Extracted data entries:
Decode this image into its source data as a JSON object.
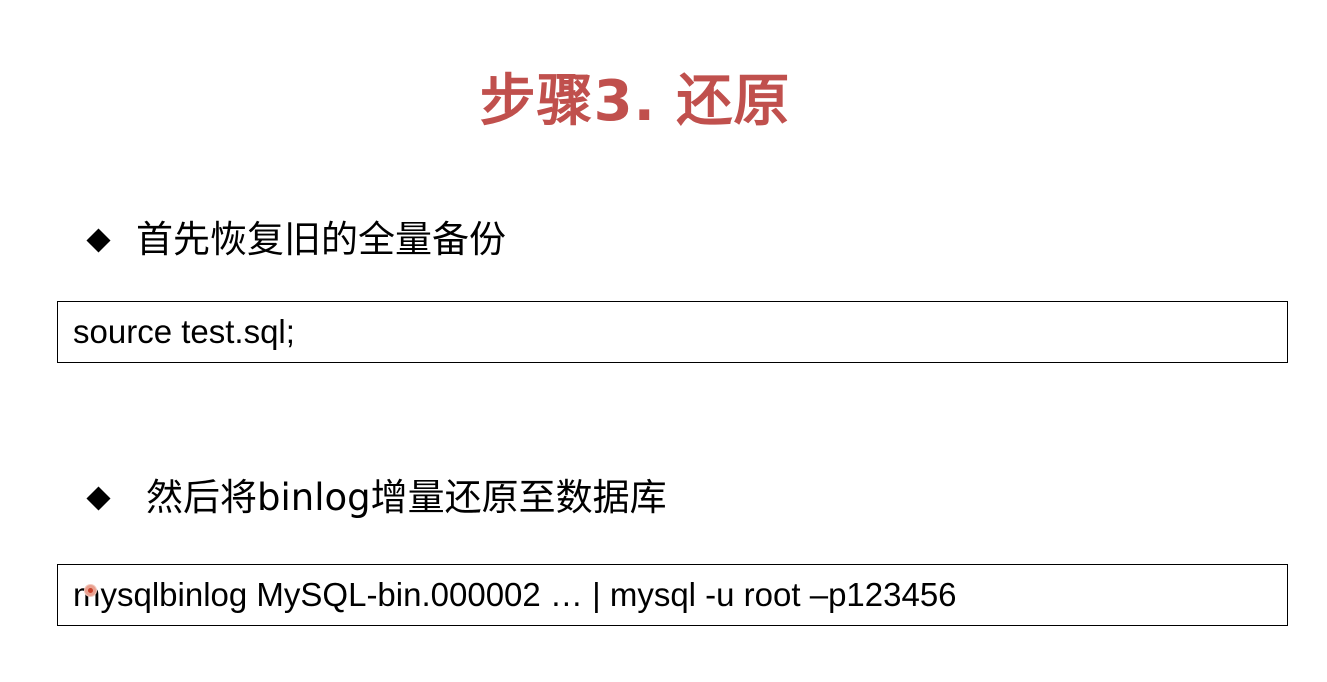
{
  "slide": {
    "title": "步骤3. 还原",
    "sections": [
      {
        "bullet": "首先恢复旧的全量备份",
        "code": "source test.sql;"
      },
      {
        "bullet": "然后将binlog增量还原至数据库",
        "code": "mysqlbinlog MySQL-bin.000002 … | mysql -u root –p123456"
      }
    ]
  },
  "colors": {
    "title": "#c0504d",
    "text": "#000000",
    "background": "#ffffff"
  },
  "icons": {
    "bullet": "diamond-bullet-icon",
    "pointer": "cursor-indicator-icon"
  }
}
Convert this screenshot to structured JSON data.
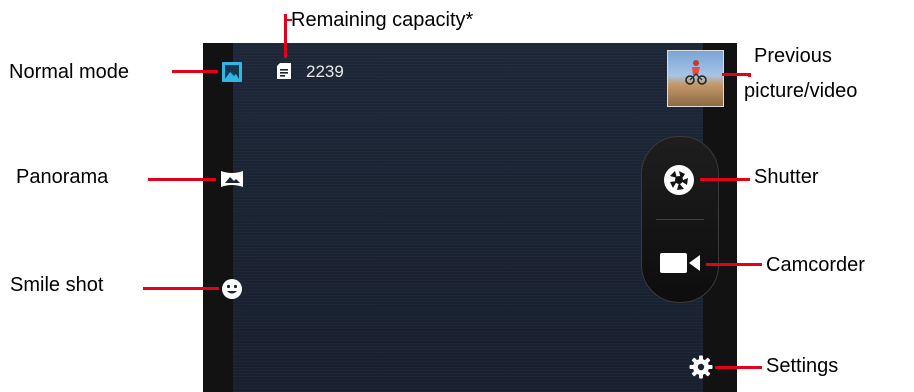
{
  "labels": {
    "remaining_capacity": "Remaining capacity*",
    "normal_mode": "Normal mode",
    "panorama": "Panorama",
    "smile_shot": "Smile shot",
    "previous_line1": "Previous",
    "previous_line2": "picture/video",
    "shutter": "Shutter",
    "camcorder": "Camcorder",
    "settings": "Settings"
  },
  "camera": {
    "remaining_count": "2239"
  },
  "colors": {
    "callout": "#e3001b",
    "active_mode": "#33b5e5",
    "icon": "#ffffff"
  },
  "icons": {
    "normal_mode": "image-icon",
    "panorama": "panorama-icon",
    "smile_shot": "smile-icon",
    "storage": "sd-card-icon",
    "shutter": "aperture-icon",
    "camcorder": "video-camera-icon",
    "settings": "gear-icon"
  }
}
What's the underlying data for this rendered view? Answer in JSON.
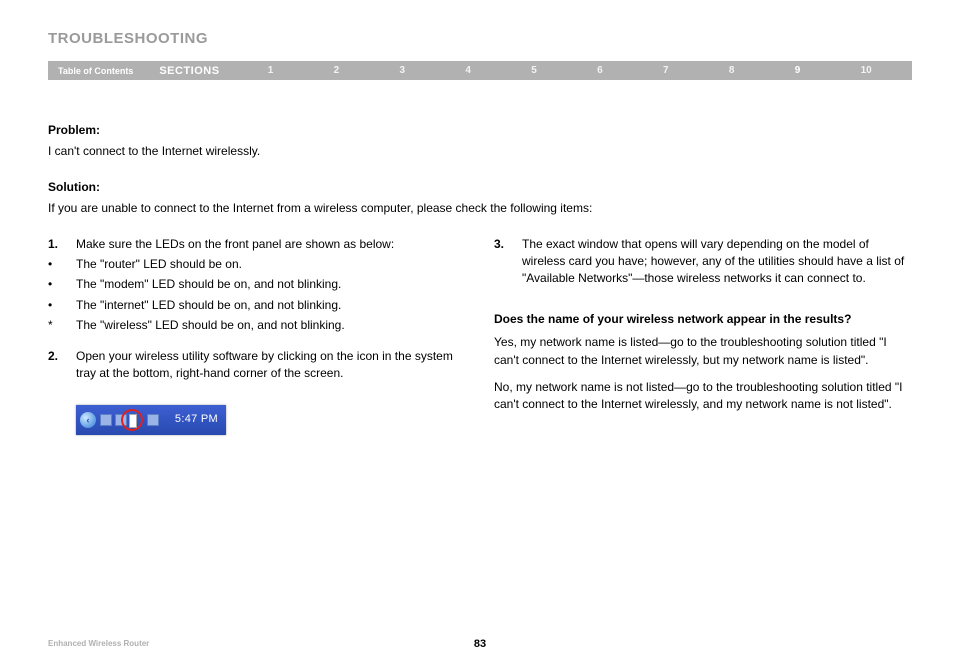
{
  "header": {
    "title": "TROUBLESHOOTING",
    "toc": "Table of Contents",
    "sections_label": "SECTIONS",
    "sections": [
      "1",
      "2",
      "3",
      "4",
      "5",
      "6",
      "7",
      "8",
      "9",
      "10"
    ],
    "active_section": "9"
  },
  "problem": {
    "label": "Problem:",
    "text": "I can't connect to the Internet wirelessly."
  },
  "solution": {
    "label": "Solution:",
    "intro": "If you are unable to connect to the Internet from a wireless computer, please check the following items:"
  },
  "left": {
    "step1": {
      "marker": "1.",
      "text": "Make sure the LEDs on the front panel are shown as below:"
    },
    "bullets": [
      {
        "marker": "•",
        "text": "The \"router\" LED should be on."
      },
      {
        "marker": "•",
        "text": "The \"modem\" LED should be on, and not blinking."
      },
      {
        "marker": "•",
        "text": "The \"internet\" LED should be on, and not blinking."
      },
      {
        "marker": "*",
        "text": "The \"wireless\" LED should be on, and not blinking."
      }
    ],
    "step2": {
      "marker": "2.",
      "text": "Open your wireless utility software by clicking on the icon in the system tray at the bottom, right-hand corner of the screen."
    },
    "tray_time": "5:47 PM"
  },
  "right": {
    "step3": {
      "marker": "3.",
      "text": "The exact window that opens will vary depending on the model of wireless card you have; however, any of the utilities should have a list of \"Available Networks\"—those wireless networks it can connect to."
    },
    "subhead": "Does the name of your wireless network appear in the results?",
    "para1": "Yes, my network name is listed—go to the troubleshooting solution titled \"I can't connect to the Internet wirelessly, but my network name is listed\".",
    "para2": "No, my network name is not listed—go to the troubleshooting solution titled \"I can't connect to the Internet wirelessly, and my network name is not listed\"."
  },
  "footer": {
    "product": "Enhanced Wireless Router",
    "page": "83"
  }
}
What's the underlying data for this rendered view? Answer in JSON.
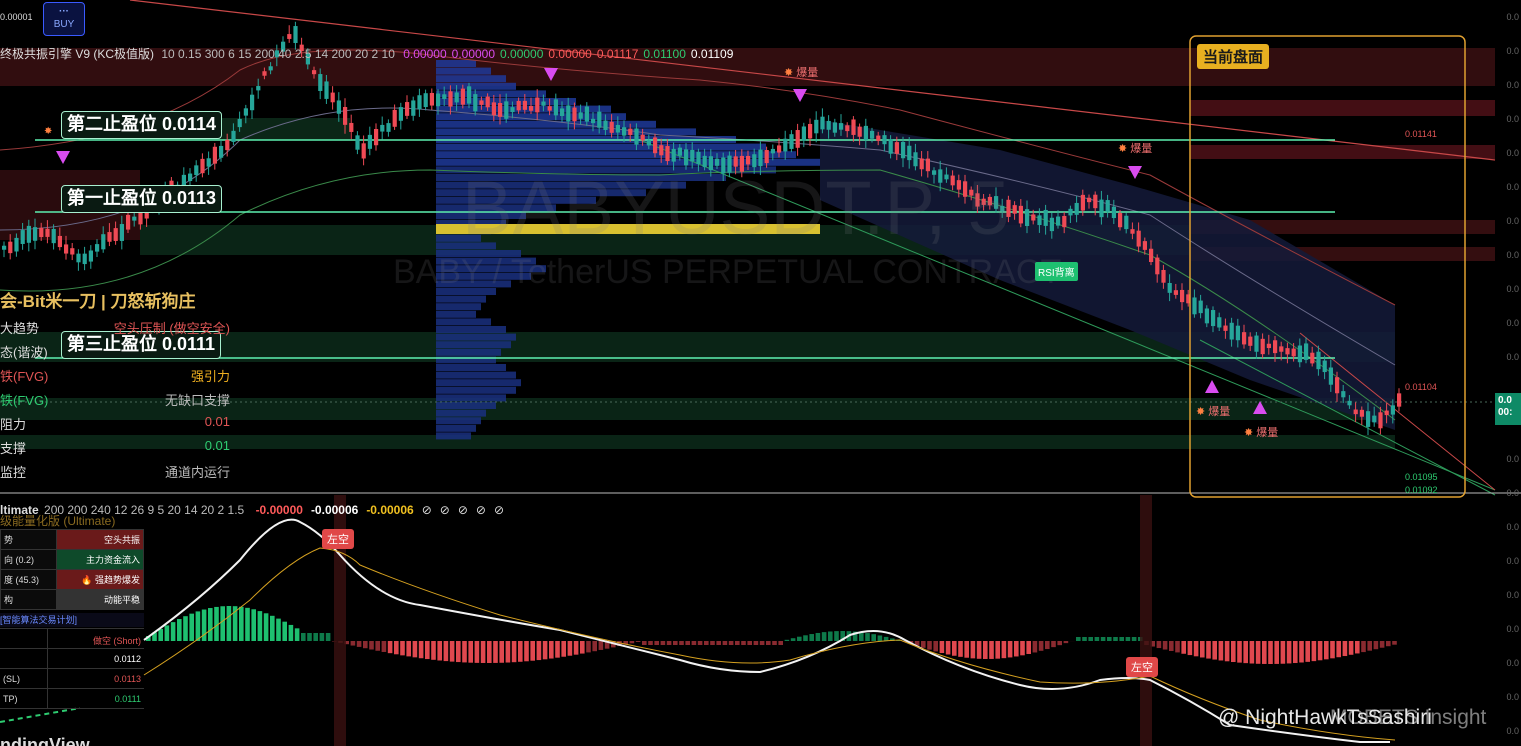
{
  "top": {
    "price_scale_top": "0.00001",
    "buy_button_label": "BUY",
    "buy_button_dots": "···"
  },
  "indicator": {
    "name": "终极共振引擎 V9 (KC极值版)",
    "params": "10 0.15 300 6 15 200 40 2.5 14 200 20 2 10",
    "values": [
      {
        "text": "0.00000",
        "color": "#d94cf0"
      },
      {
        "text": "0.00000",
        "color": "#d94cf0"
      },
      {
        "text": "0.00000",
        "color": "#2ecc71"
      },
      {
        "text": "0.00000",
        "color": "#ff5a5a"
      },
      {
        "text": "0.01117",
        "color": "#ff5a5a"
      },
      {
        "text": "0.01100",
        "color": "#2ecc71"
      },
      {
        "text": "0.01109",
        "color": "#ffffff"
      }
    ]
  },
  "watermark": {
    "symbol": "BABYUSDT.P, 5",
    "description": "BABY / TetherUS PERPETUAL CONTRACT"
  },
  "take_profit": {
    "tp2": "第二止盈位 0.0114",
    "tp1": "第一止盈位 0.0113",
    "tp3": "第三止盈位 0.0111"
  },
  "current_box_label": "当前盘面",
  "markers": {
    "burst": "爆量",
    "rsi_divergence": "RSI背离",
    "short_left": "左空"
  },
  "dashboard": {
    "title": "会-Bit米一刀 | 刀怒斩狗庄",
    "rows": [
      {
        "key": "大趋势",
        "value": "空头压制 (做空安全)",
        "color": "#e05555"
      },
      {
        "key": "态(谐波)",
        "value": "",
        "color": "#ccc"
      },
      {
        "key": "铁(FVG)",
        "value": "强引力",
        "color": "#f0b020"
      },
      {
        "key": "铁(FVG)",
        "value": "无缺口支撑",
        "color": "#bbbbbb"
      },
      {
        "key": "阻力",
        "value": "0.01",
        "color": "#e05555"
      },
      {
        "key": "支撑",
        "value": "0.01",
        "color": "#2ecc71"
      },
      {
        "key": "监控",
        "value": "通道内运行",
        "color": "#bbbbbb"
      }
    ]
  },
  "right_prices": {
    "p1": "0.01141",
    "p2": "0.01104",
    "p3": "0.01095",
    "p4": "0.01092",
    "current_a": "0.0",
    "current_b": "00:"
  },
  "lower": {
    "name": "ltimate",
    "params": "200 200 240 12 26 9 5 20 14 20 2 1.5",
    "values": [
      {
        "text": "-0.00000",
        "color": "#ff5a5a"
      },
      {
        "text": "-0.00006",
        "color": "#ffffff"
      },
      {
        "text": "-0.00006",
        "color": "#f0c020"
      }
    ],
    "null_icons": [
      "⊘",
      "⊘",
      "⊘",
      "⊘",
      "⊘"
    ],
    "subtitle": "级能量化版 (Ultimate)",
    "table": [
      {
        "k": "势",
        "v": "空头共振",
        "bg": "#6a1a1a",
        "fg": "#fff"
      },
      {
        "k": "向 (0.2)",
        "v": "主力资金流入",
        "bg": "#0e4a2a",
        "fg": "#fff"
      },
      {
        "k": "度 (45.3)",
        "v": "🔥 强趋势爆发",
        "bg": "#6a1a1a",
        "fg": "#fff"
      },
      {
        "k": "构",
        "v": "动能平稳",
        "bg": "#333",
        "fg": "#fff"
      }
    ],
    "plan_title": "[智能算法交易计划]",
    "plan_rows": [
      {
        "k": "",
        "v": "做空 (Short)",
        "fg": "#e05555"
      },
      {
        "k": "",
        "v": "0.0112",
        "fg": "#ffffff"
      },
      {
        "k": "(SL)",
        "v": "0.0113",
        "fg": "#e05555"
      },
      {
        "k": "TP)",
        "v": "0.0111",
        "fg": "#2ecc71"
      }
    ],
    "tv_logo": "ndingView",
    "credit": "@ NightHawkTsSashiri",
    "credit_overlap": "MOBETS Insight"
  }
}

§ Task:
Report only a number: how many lines in the material above contain the string "camcorder".

§ Result for this exercise:
2